-- Begin --
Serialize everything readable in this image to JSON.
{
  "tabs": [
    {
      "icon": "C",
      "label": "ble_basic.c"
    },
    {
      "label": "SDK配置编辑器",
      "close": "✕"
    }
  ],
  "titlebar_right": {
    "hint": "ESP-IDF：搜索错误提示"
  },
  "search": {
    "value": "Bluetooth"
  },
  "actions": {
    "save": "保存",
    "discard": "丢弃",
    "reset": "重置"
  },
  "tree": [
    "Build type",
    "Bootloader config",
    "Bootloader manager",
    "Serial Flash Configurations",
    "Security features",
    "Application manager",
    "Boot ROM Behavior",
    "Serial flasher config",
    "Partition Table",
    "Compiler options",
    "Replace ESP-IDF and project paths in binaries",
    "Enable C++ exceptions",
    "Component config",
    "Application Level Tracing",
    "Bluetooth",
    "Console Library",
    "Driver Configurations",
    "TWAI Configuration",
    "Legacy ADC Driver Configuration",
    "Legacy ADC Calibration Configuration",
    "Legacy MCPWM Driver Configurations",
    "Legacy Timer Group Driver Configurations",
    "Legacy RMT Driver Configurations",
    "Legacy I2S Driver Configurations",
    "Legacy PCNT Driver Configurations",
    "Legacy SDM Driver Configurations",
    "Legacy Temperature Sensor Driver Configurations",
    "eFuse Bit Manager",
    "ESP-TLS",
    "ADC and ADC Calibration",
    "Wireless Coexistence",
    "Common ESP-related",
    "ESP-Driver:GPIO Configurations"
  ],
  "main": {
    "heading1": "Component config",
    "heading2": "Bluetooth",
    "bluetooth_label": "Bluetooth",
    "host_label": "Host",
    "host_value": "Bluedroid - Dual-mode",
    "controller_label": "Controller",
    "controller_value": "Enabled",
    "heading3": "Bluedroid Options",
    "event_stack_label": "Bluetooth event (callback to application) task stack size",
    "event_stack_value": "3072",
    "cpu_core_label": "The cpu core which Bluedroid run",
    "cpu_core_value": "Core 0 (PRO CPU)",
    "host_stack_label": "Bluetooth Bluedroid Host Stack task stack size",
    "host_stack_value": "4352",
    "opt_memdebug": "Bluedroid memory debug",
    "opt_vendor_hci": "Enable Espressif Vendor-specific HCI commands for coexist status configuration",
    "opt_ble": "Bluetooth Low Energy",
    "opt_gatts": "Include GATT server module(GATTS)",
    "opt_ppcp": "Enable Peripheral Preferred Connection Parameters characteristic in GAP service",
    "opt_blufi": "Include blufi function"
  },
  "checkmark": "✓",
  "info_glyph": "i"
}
-- End --
▸ **Problem description**
Look through the data and show every line containing "Bluedroid".

▸ **Response**
    "host_value": "Bluedroid - Dual-mode",
    "heading3": "Bluedroid Options",
    "cpu_core_label": "The cpu core which Bluedroid run",
    "host_stack_label": "Bluetooth Bluedroid Host Stack task stack size",
    "opt_memdebug": "Bluedroid memory debug",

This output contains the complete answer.